— begin Data shown —

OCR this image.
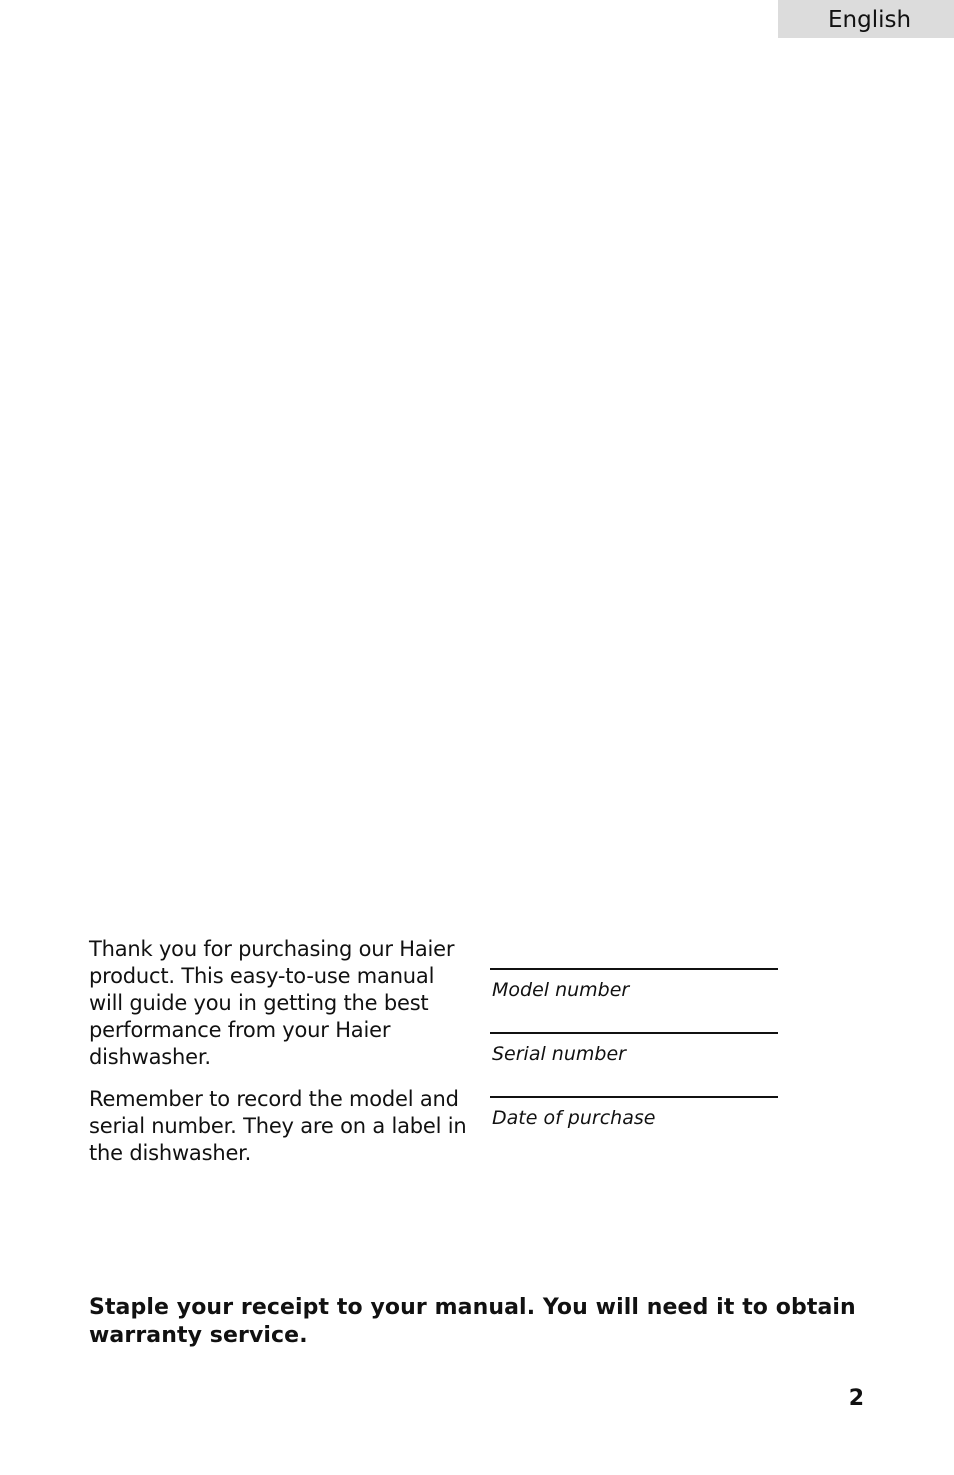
English

Thank you for purchasing our Haier product. This easy-to-use manual will guide you in getting the best performance from your Haier dishwasher.

Remember to record the model and serial number. They are on a label in the dishwasher.

Model number
Serial number
Date of purchase
Staple your receipt to your manual. You will need it to obtain warranty service.
2
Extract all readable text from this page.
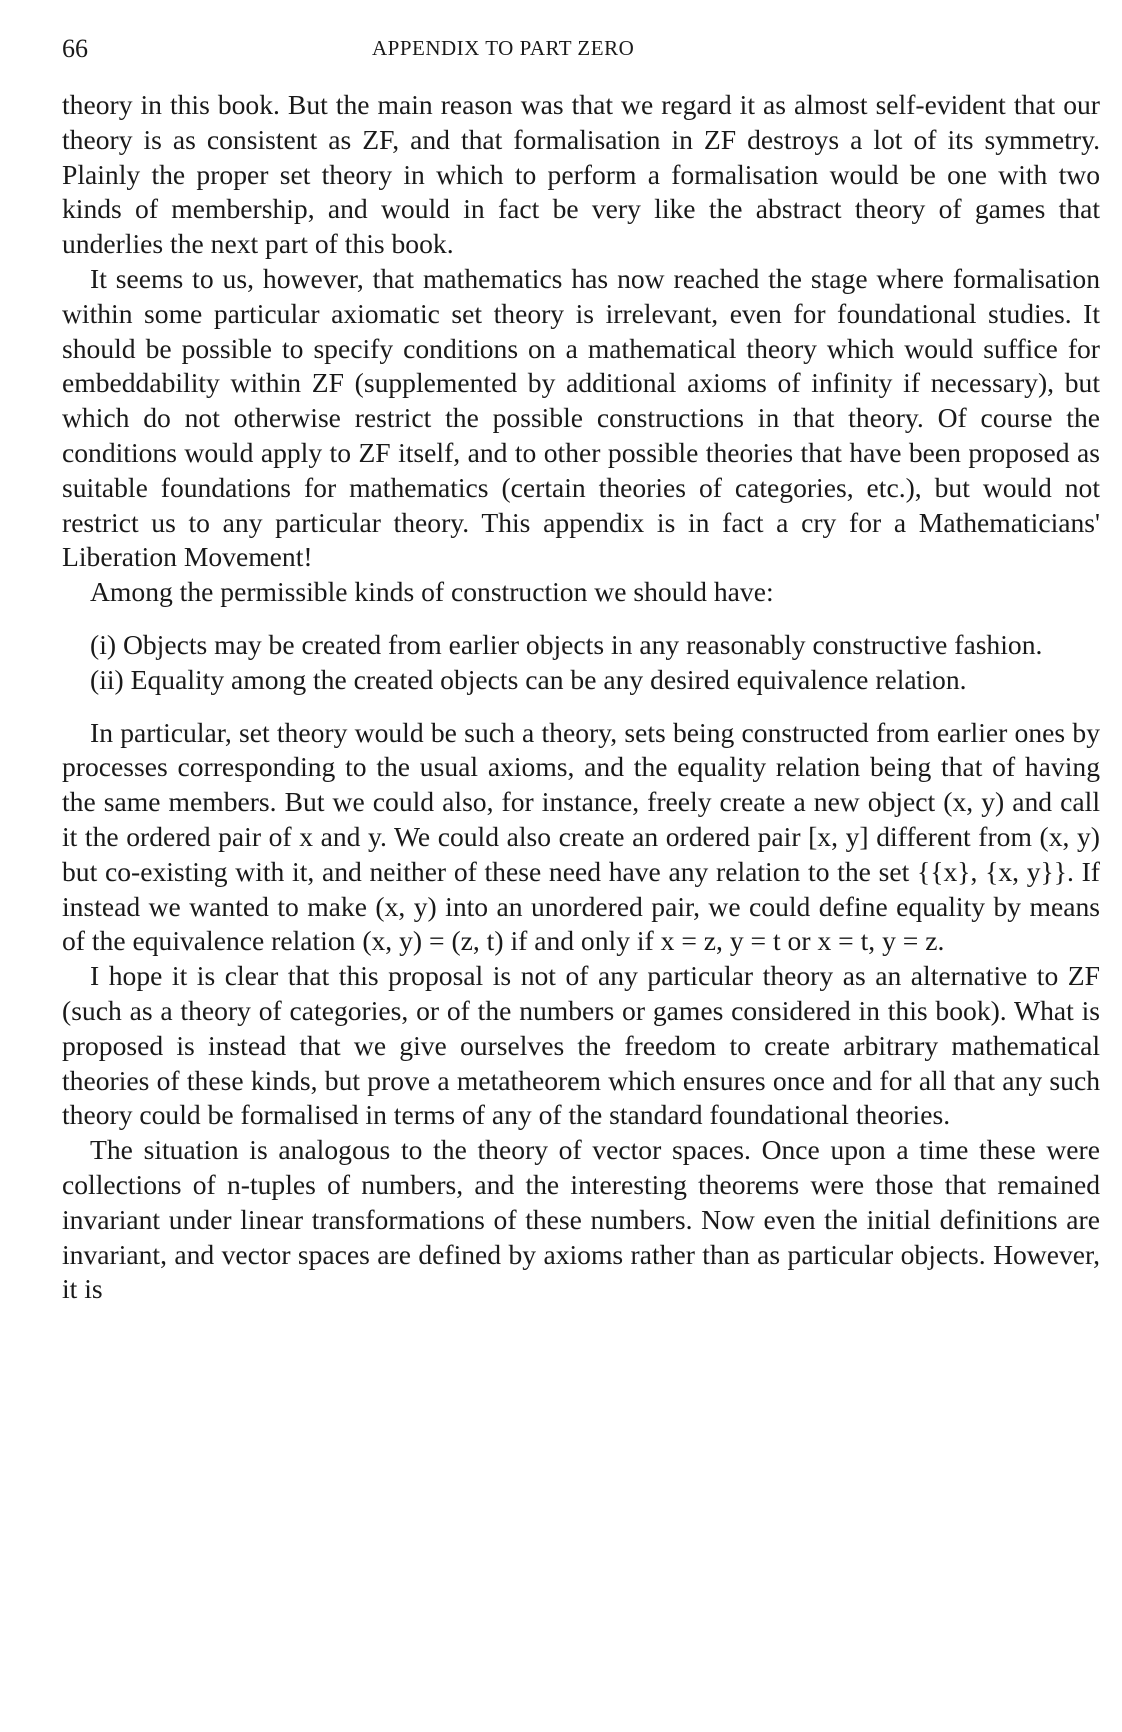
66	APPENDIX TO PART ZERO

theory in this book. But the main reason was that we regard it as almost self-evident that our theory is as consistent as ZF, and that formalisation in ZF destroys a lot of its symmetry. Plainly the proper set theory in which to perform a formalisation would be one with two kinds of membership, and would in fact be very like the abstract theory of games that underlies the next part of this book.

It seems to us, however, that mathematics has now reached the stage where formalisation within some particular axiomatic set theory is irrelevant, even for foundational studies. It should be possible to specify conditions on a mathematical theory which would suffice for embeddability within ZF (supplemented by additional axioms of infinity if necessary), but which do not otherwise restrict the possible constructions in that theory. Of course the conditions would apply to ZF itself, and to other possible theories that have been proposed as suitable foundations for mathematics (certain theories of categories, etc.), but would not restrict us to any particular theory. This appendix is in fact a cry for a Mathematicians' Liberation Movement!

Among the permissible kinds of construction we should have:

(i) Objects may be created from earlier objects in any reasonably constructive fashion.

(ii) Equality among the created objects can be any desired equivalence relation.

In particular, set theory would be such a theory, sets being constructed from earlier ones by processes corresponding to the usual axioms, and the equality relation being that of having the same members. But we could also, for instance, freely create a new object (x, y) and call it the ordered pair of x and y. We could also create an ordered pair [x, y] different from (x, y) but co-existing with it, and neither of these need have any relation to the set {{x}, {x, y}}. If instead we wanted to make (x, y) into an unordered pair, we could define equality by means of the equivalence relation (x, y) = (z, t) if and only if x = z, y = t or x = t, y = z.

I hope it is clear that this proposal is not of any particular theory as an alternative to ZF (such as a theory of categories, or of the numbers or games considered in this book). What is proposed is instead that we give ourselves the freedom to create arbitrary mathematical theories of these kinds, but prove a metatheorem which ensures once and for all that any such theory could be formalised in terms of any of the standard foundational theories.

The situation is analogous to the theory of vector spaces. Once upon a time these were collections of n-tuples of numbers, and the interesting theorems were those that remained invariant under linear transformations of these numbers. Now even the initial definitions are invariant, and vector spaces are defined by axioms rather than as particular objects. However, it is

— end Data shown —

■ Objective ■
Leave out the pictures and copy the rest of the material above exactly.

■ Response ■
OCR this image.
English

Thank you for purchasing our Haier product. This easy-to-use manual will guide you in getting the best performance from your Haier dishwasher.

Remember to record the model and serial number. They are on a label in the dishwasher.

Model number
Serial number
Date of purchase
Staple your receipt to your manual. You will need it to obtain warranty service.
2
Extract all readable text from this page.
66	APPENDIX TO PART ZERO

theory in this book. But the main reason was that we regard it as almost self-evident that our theory is as consistent as ZF, and that formalisation in ZF destroys a lot of its symmetry. Plainly the proper set theory in which to perform a formalisation would be one with two kinds of membership, and would in fact be very like the abstract theory of games that underlies the next part of this book.

It seems to us, however, that mathematics has now reached the stage where formalisation within some particular axiomatic set theory is irrelevant, even for foundational studies. It should be possible to specify conditions on a mathematical theory which would suffice for embeddability within ZF (supplemented by additional axioms of infinity if necessary), but which do not otherwise restrict the possible constructions in that theory. Of course the conditions would apply to ZF itself, and to other possible theories that have been proposed as suitable foundations for mathematics (certain theories of categories, etc.), but would not restrict us to any particular theory. This appendix is in fact a cry for a Mathematicians' Liberation Movement!

Among the permissible kinds of construction we should have:

(i) Objects may be created from earlier objects in any reasonably constructive fashion.

(ii) Equality among the created objects can be any desired equivalence relation.

In particular, set theory would be such a theory, sets being constructed from earlier ones by processes corresponding to the usual axioms, and the equality relation being that of having the same members. But we could also, for instance, freely create a new object (x, y) and call it the ordered pair of x and y. We could also create an ordered pair [x, y] different from (x, y) but co-existing with it, and neither of these need have any relation to the set {{x}, {x, y}}. If instead we wanted to make (x, y) into an unordered pair, we could define equality by means of the equivalence relation (x, y) = (z, t) if and only if x = z, y = t or x = t, y = z.

I hope it is clear that this proposal is not of any particular theory as an alternative to ZF (such as a theory of categories, or of the numbers or games considered in this book). What is proposed is instead that we give ourselves the freedom to create arbitrary mathematical theories of these kinds, but prove a metatheorem which ensures once and for all that any such theory could be formalised in terms of any of the standard foundational theories.

The situation is analogous to the theory of vector spaces. Once upon a time these were collections of n-tuples of numbers, and the interesting theorems were those that remained invariant under linear transformations of these numbers. Now even the initial definitions are invariant, and vector spaces are defined by axioms rather than as particular objects. However, it is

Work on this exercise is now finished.